Written instruction:
Every entry must be repeated exactly. Exclude all pictures.

Given records:
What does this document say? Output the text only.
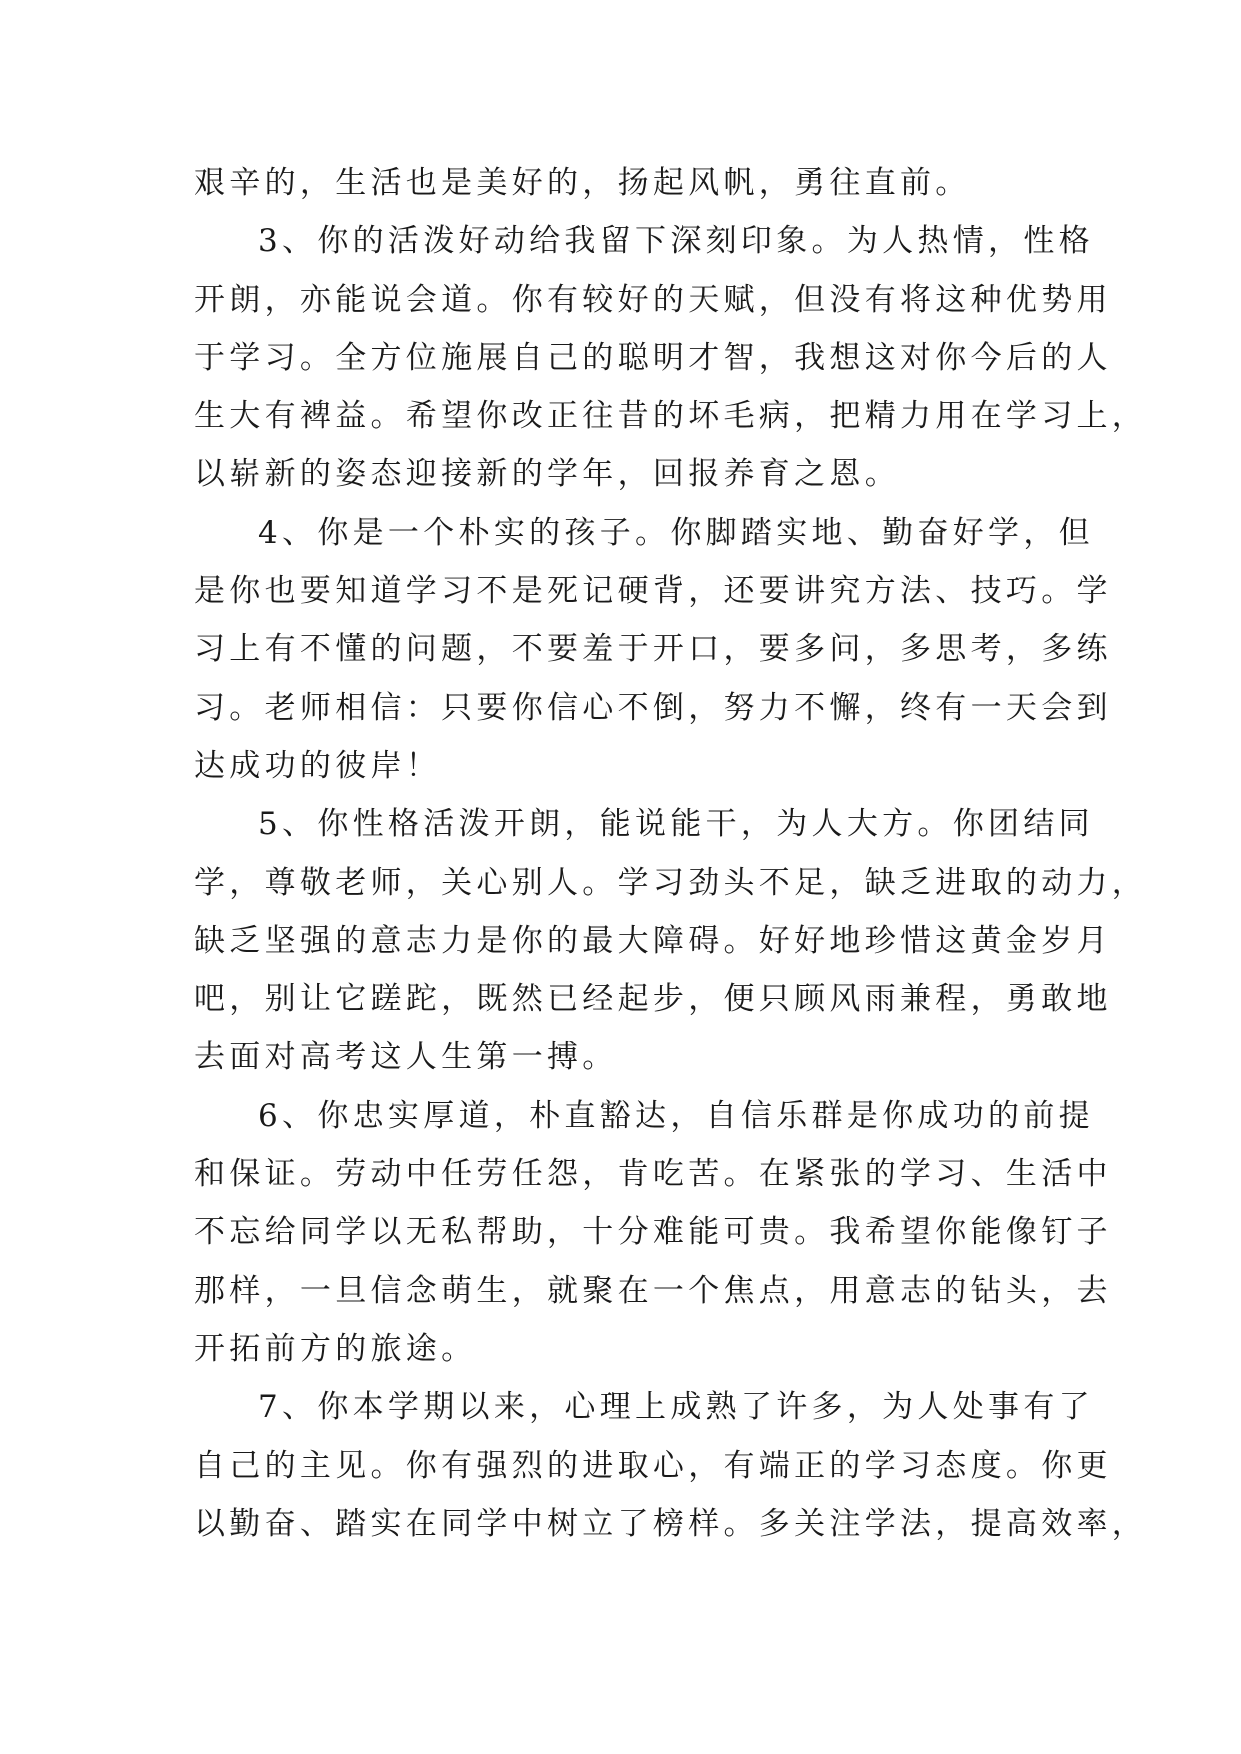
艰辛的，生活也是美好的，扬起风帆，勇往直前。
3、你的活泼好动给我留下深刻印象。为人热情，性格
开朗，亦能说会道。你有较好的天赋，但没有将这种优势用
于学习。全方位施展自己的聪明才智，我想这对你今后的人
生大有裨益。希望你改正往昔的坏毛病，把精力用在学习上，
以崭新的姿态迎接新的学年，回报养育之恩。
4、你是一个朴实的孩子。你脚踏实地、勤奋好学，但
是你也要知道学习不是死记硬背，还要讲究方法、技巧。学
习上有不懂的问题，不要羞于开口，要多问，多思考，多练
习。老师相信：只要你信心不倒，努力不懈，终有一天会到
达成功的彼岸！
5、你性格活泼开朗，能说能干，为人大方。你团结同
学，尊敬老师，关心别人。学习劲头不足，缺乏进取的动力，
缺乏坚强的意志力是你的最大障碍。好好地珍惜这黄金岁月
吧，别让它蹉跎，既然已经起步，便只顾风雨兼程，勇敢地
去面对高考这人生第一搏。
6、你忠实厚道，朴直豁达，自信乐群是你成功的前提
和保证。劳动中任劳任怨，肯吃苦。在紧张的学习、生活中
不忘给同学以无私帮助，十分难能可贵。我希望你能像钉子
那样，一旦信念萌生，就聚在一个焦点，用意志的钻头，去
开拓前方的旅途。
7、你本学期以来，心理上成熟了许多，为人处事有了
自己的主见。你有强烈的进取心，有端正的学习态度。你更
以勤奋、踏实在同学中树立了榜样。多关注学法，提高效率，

Task solution:
What does this document say? Output the text only.
艰辛的，生活也是美好的，扬起风帆，勇往直前。
3、你的活泼好动给我留下深刻印象。为人热情，性格
开朗，亦能说会道。你有较好的天赋，但没有将这种优势用
于学习。全方位施展自己的聪明才智，我想这对你今后的人
生大有裨益。希望你改正往昔的坏毛病，把精力用在学习上，
以崭新的姿态迎接新的学年，回报养育之恩。
4、你是一个朴实的孩子。你脚踏实地、勤奋好学，但
是你也要知道学习不是死记硬背，还要讲究方法、技巧。学
习上有不懂的问题，不要羞于开口，要多问，多思考，多练
习。老师相信：只要你信心不倒，努力不懈，终有一天会到
达成功的彼岸！
5、你性格活泼开朗，能说能干，为人大方。你团结同
学，尊敬老师，关心别人。学习劲头不足，缺乏进取的动力，
缺乏坚强的意志力是你的最大障碍。好好地珍惜这黄金岁月
吧，别让它蹉跎，既然已经起步，便只顾风雨兼程，勇敢地
去面对高考这人生第一搏。
6、你忠实厚道，朴直豁达，自信乐群是你成功的前提
和保证。劳动中任劳任怨，肯吃苦。在紧张的学习、生活中
不忘给同学以无私帮助，十分难能可贵。我希望你能像钉子
那样，一旦信念萌生，就聚在一个焦点，用意志的钻头，去
开拓前方的旅途。
7、你本学期以来，心理上成熟了许多，为人处事有了
自己的主见。你有强烈的进取心，有端正的学习态度。你更
以勤奋、踏实在同学中树立了榜样。多关注学法，提高效率，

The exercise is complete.